-------- Extracted material

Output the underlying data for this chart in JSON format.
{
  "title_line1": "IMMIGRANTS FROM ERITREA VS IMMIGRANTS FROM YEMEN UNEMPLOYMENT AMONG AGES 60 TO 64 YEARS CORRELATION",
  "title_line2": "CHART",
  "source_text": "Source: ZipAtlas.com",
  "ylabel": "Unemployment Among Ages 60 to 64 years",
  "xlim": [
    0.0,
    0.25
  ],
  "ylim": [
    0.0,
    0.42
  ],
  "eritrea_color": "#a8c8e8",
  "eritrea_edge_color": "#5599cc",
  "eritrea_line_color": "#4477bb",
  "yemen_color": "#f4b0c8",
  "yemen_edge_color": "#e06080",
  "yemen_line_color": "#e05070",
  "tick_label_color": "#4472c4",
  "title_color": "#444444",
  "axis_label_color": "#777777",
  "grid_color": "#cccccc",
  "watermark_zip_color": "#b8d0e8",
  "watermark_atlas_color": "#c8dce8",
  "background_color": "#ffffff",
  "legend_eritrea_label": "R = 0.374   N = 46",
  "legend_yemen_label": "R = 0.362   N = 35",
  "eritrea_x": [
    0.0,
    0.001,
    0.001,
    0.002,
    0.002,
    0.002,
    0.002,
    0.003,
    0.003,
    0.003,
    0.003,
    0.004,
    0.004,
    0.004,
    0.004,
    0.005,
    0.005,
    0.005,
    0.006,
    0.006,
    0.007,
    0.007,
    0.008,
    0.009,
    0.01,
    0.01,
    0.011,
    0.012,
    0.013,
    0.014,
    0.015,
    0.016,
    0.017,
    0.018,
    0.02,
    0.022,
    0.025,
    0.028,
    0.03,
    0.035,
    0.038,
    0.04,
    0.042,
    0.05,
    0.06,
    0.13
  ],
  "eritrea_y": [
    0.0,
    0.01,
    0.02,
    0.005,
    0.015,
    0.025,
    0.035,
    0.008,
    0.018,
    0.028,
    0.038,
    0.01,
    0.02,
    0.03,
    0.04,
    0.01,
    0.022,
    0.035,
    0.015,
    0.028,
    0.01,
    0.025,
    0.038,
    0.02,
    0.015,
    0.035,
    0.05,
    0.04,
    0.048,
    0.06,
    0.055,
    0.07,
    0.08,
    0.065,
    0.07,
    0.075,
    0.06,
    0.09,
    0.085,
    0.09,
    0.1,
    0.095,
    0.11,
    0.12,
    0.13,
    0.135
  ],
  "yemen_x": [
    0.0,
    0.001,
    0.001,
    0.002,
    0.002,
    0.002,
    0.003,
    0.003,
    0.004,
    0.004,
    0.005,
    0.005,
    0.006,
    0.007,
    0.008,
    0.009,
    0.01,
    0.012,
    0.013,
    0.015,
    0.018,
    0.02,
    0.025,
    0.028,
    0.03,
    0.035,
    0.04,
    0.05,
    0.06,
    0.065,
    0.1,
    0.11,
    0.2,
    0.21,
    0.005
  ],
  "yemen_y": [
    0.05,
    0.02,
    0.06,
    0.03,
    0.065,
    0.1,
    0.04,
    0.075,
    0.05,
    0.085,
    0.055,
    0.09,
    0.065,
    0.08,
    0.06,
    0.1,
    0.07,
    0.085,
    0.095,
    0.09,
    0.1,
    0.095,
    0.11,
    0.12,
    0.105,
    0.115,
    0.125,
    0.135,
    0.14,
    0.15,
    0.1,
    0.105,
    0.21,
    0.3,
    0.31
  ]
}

----------------

Write out the records shown above, exactly as they appear.

Problem solution:
Output the underlying data for this chart in JSON format.
{
  "title_line1": "IMMIGRANTS FROM ERITREA VS IMMIGRANTS FROM YEMEN UNEMPLOYMENT AMONG AGES 60 TO 64 YEARS CORRELATION",
  "title_line2": "CHART",
  "source_text": "Source: ZipAtlas.com",
  "ylabel": "Unemployment Among Ages 60 to 64 years",
  "xlim": [
    0.0,
    0.25
  ],
  "ylim": [
    0.0,
    0.42
  ],
  "eritrea_color": "#a8c8e8",
  "eritrea_edge_color": "#5599cc",
  "eritrea_line_color": "#4477bb",
  "yemen_color": "#f4b0c8",
  "yemen_edge_color": "#e06080",
  "yemen_line_color": "#e05070",
  "tick_label_color": "#4472c4",
  "title_color": "#444444",
  "axis_label_color": "#777777",
  "grid_color": "#cccccc",
  "watermark_zip_color": "#b8d0e8",
  "watermark_atlas_color": "#c8dce8",
  "background_color": "#ffffff",
  "legend_eritrea_label": "R = 0.374   N = 46",
  "legend_yemen_label": "R = 0.362   N = 35",
  "eritrea_x": [
    0.0,
    0.001,
    0.001,
    0.002,
    0.002,
    0.002,
    0.002,
    0.003,
    0.003,
    0.003,
    0.003,
    0.004,
    0.004,
    0.004,
    0.004,
    0.005,
    0.005,
    0.005,
    0.006,
    0.006,
    0.007,
    0.007,
    0.008,
    0.009,
    0.01,
    0.01,
    0.011,
    0.012,
    0.013,
    0.014,
    0.015,
    0.016,
    0.017,
    0.018,
    0.02,
    0.022,
    0.025,
    0.028,
    0.03,
    0.035,
    0.038,
    0.04,
    0.042,
    0.05,
    0.06,
    0.13
  ],
  "eritrea_y": [
    0.0,
    0.01,
    0.02,
    0.005,
    0.015,
    0.025,
    0.035,
    0.008,
    0.018,
    0.028,
    0.038,
    0.01,
    0.02,
    0.03,
    0.04,
    0.01,
    0.022,
    0.035,
    0.015,
    0.028,
    0.01,
    0.025,
    0.038,
    0.02,
    0.015,
    0.035,
    0.05,
    0.04,
    0.048,
    0.06,
    0.055,
    0.07,
    0.08,
    0.065,
    0.07,
    0.075,
    0.06,
    0.09,
    0.085,
    0.09,
    0.1,
    0.095,
    0.11,
    0.12,
    0.13,
    0.135
  ],
  "yemen_x": [
    0.0,
    0.001,
    0.001,
    0.002,
    0.002,
    0.002,
    0.003,
    0.003,
    0.004,
    0.004,
    0.005,
    0.005,
    0.006,
    0.007,
    0.008,
    0.009,
    0.01,
    0.012,
    0.013,
    0.015,
    0.018,
    0.02,
    0.025,
    0.028,
    0.03,
    0.035,
    0.04,
    0.05,
    0.06,
    0.065,
    0.1,
    0.11,
    0.2,
    0.21,
    0.005
  ],
  "yemen_y": [
    0.05,
    0.02,
    0.06,
    0.03,
    0.065,
    0.1,
    0.04,
    0.075,
    0.05,
    0.085,
    0.055,
    0.09,
    0.065,
    0.08,
    0.06,
    0.1,
    0.07,
    0.085,
    0.095,
    0.09,
    0.1,
    0.095,
    0.11,
    0.12,
    0.105,
    0.115,
    0.125,
    0.135,
    0.14,
    0.15,
    0.1,
    0.105,
    0.21,
    0.3,
    0.31
  ]
}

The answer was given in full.